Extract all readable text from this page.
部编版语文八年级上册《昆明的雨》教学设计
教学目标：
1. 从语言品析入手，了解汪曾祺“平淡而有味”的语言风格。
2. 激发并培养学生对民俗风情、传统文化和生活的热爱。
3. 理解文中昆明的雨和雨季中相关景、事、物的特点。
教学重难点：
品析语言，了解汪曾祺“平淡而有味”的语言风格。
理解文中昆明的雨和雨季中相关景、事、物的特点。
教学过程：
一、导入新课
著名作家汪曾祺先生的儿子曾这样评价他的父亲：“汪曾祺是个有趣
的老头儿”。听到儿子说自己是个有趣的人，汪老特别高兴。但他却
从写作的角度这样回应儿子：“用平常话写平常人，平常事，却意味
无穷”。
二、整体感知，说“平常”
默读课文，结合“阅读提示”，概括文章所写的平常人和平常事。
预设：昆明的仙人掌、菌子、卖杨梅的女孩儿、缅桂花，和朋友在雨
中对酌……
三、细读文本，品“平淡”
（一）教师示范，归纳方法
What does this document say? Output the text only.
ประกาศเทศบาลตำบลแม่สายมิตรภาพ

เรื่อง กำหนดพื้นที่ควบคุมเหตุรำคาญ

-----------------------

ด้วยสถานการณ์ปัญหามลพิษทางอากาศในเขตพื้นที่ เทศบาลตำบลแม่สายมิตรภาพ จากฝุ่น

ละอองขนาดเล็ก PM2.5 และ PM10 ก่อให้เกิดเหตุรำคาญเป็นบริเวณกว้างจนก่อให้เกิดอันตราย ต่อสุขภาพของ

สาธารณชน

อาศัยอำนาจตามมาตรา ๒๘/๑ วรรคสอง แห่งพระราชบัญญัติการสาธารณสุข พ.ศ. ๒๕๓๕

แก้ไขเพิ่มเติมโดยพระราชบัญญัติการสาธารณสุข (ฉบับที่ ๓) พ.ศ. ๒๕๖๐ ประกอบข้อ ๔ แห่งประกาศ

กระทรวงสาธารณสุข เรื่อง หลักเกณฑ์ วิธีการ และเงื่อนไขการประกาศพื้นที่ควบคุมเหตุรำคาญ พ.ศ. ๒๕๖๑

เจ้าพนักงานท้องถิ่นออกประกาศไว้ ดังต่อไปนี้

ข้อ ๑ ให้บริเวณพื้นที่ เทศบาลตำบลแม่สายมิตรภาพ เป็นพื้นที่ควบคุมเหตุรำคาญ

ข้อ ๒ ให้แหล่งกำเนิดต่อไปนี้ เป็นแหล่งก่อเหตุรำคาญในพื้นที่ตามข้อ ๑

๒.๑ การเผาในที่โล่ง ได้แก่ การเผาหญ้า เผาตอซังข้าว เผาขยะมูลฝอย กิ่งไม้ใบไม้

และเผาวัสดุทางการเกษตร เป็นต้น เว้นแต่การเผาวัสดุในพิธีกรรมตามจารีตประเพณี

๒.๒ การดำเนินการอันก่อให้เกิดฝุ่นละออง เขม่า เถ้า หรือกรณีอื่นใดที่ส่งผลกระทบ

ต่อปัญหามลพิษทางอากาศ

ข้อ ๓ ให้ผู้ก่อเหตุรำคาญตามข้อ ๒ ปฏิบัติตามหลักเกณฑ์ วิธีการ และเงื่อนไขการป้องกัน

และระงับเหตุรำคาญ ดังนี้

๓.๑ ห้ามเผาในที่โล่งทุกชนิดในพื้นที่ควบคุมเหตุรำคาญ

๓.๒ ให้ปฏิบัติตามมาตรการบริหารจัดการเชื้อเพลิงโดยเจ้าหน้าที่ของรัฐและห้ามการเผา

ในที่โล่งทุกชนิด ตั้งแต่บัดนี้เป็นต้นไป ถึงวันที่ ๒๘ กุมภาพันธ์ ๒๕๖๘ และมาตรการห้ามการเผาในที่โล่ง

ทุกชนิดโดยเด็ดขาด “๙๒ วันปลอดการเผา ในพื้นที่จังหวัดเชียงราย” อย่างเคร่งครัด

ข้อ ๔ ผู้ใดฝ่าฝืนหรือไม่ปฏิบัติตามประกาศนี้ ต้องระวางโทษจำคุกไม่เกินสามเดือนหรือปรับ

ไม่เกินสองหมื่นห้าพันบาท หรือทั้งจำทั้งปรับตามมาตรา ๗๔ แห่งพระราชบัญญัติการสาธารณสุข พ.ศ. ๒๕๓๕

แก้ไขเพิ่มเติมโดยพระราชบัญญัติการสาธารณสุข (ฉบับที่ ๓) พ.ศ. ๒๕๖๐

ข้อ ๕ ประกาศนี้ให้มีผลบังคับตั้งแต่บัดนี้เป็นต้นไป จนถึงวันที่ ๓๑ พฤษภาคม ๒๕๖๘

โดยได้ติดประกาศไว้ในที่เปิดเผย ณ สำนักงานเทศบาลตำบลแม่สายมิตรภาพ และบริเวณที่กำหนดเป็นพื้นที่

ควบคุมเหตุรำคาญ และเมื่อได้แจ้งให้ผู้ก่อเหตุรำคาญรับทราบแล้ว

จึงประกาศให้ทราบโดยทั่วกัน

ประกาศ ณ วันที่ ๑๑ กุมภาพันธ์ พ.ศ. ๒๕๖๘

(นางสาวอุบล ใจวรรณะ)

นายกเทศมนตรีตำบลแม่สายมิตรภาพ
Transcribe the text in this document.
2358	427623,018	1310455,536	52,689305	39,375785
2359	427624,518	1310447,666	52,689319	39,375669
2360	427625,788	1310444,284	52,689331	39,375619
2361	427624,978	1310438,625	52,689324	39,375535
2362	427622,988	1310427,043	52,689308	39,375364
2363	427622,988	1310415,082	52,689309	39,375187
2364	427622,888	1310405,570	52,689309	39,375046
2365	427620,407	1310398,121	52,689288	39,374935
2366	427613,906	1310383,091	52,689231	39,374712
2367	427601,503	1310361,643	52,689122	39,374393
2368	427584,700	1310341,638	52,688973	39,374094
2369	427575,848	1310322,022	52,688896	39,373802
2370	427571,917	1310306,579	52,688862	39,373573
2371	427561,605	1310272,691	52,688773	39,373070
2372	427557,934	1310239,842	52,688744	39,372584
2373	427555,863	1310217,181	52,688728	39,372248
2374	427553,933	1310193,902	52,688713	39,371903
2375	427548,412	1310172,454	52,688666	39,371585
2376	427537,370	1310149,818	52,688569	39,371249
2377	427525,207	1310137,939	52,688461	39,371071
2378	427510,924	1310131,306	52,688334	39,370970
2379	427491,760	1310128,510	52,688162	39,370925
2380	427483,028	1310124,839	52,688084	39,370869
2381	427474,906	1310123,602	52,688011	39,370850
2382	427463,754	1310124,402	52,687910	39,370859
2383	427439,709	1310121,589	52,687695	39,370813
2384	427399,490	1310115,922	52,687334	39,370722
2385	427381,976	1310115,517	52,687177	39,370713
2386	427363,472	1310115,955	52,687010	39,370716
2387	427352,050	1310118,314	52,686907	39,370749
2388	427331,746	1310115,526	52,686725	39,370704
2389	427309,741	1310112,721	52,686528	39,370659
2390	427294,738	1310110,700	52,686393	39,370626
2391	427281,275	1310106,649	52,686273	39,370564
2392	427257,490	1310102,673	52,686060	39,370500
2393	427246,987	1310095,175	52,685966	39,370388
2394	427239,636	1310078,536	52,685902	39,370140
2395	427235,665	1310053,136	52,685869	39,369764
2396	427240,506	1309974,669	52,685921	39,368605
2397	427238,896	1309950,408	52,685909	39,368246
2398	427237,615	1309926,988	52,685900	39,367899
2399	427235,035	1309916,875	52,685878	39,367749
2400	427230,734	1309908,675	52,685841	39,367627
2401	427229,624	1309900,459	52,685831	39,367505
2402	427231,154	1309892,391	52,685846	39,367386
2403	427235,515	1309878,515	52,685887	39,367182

● **WRITTEN EXERCISE**:
Using the listing, collect all lines in which the string "ควบค" is found.

● **FINISHED EXERCISE**:
เรื่อง กำหนดพื้นที่ควบคุมเหตุรำคาญ
กระทรวงสาธารณสุข เรื่อง หลักเกณฑ์ วิธีการ และเงื่อนไขการประกาศพื้นที่ควบคุมเหตุรำคาญ พ.ศ. ๒๕๖๑
ข้อ ๑ ให้บริเวณพื้นที่ เทศบาลตำบลแม่สายมิตรภาพ เป็นพื้นที่ควบคุมเหตุรำคาญ
๓.๑ ห้ามเผาในที่โล่งทุกชนิดในพื้นที่ควบคุมเหตุรำคาญ
ควบคุมเหตุรำคาญ และเมื่อได้แจ้งให้ผู้ก่อเหตุรำคาญรับทราบแล้ว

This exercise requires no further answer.